**Work to do:**
Report the number of lines that hold the string "Dates". Leave out any other text.

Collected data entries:
= = = = = = =

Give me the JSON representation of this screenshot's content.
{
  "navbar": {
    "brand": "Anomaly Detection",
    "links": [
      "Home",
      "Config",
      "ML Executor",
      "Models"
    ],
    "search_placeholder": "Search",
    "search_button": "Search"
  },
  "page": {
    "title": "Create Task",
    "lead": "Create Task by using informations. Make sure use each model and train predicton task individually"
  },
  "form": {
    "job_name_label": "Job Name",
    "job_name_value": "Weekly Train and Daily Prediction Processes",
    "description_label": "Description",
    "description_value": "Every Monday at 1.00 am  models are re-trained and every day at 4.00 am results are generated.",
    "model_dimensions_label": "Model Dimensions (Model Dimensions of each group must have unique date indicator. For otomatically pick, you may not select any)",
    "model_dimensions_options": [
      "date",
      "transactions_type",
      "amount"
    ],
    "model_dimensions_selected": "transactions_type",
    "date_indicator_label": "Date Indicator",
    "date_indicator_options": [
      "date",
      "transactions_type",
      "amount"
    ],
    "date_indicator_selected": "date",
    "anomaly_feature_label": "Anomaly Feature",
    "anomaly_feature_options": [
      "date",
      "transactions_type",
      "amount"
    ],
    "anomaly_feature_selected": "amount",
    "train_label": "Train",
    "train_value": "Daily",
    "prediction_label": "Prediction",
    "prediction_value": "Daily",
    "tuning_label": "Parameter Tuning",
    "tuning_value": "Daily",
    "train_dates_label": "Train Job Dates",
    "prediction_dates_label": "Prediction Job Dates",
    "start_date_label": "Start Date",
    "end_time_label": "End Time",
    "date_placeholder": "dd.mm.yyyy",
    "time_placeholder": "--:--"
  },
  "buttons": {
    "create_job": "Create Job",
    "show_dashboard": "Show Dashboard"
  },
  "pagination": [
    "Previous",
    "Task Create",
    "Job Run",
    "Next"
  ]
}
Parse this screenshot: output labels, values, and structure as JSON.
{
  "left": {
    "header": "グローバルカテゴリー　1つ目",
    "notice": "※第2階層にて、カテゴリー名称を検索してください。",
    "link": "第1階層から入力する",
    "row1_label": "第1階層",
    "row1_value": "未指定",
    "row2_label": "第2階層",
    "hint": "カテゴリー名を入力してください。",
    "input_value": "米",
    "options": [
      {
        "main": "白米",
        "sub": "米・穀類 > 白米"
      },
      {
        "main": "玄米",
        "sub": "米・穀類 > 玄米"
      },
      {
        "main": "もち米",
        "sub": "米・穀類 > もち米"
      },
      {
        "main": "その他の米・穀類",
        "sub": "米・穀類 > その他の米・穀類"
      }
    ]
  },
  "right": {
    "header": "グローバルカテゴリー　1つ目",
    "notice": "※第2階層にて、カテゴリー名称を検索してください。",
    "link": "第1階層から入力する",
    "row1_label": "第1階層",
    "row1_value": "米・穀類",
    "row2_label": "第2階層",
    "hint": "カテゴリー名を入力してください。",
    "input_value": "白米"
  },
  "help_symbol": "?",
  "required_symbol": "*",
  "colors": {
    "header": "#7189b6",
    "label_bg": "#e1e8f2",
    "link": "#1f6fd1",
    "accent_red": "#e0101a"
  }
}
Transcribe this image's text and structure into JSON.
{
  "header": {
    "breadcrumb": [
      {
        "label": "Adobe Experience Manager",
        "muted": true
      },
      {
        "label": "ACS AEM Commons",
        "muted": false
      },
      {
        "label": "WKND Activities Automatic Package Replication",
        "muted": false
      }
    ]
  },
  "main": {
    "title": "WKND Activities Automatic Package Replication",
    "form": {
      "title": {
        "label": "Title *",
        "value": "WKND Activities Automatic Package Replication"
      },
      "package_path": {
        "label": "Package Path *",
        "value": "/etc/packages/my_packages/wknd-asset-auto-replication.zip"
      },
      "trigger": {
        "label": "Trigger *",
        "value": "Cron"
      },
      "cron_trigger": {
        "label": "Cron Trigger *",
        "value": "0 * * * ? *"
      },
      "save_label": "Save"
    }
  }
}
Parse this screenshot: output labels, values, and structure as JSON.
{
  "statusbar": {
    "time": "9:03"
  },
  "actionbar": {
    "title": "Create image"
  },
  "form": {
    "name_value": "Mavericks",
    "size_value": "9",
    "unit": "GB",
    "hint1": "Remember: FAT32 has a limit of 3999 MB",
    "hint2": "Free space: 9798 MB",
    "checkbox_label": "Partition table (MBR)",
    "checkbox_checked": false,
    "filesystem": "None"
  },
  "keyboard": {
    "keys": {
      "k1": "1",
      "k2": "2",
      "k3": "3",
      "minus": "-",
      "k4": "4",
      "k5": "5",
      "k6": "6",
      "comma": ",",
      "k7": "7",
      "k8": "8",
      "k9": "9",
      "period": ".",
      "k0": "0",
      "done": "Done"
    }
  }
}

= = = = = = =

**Response to the task:**
2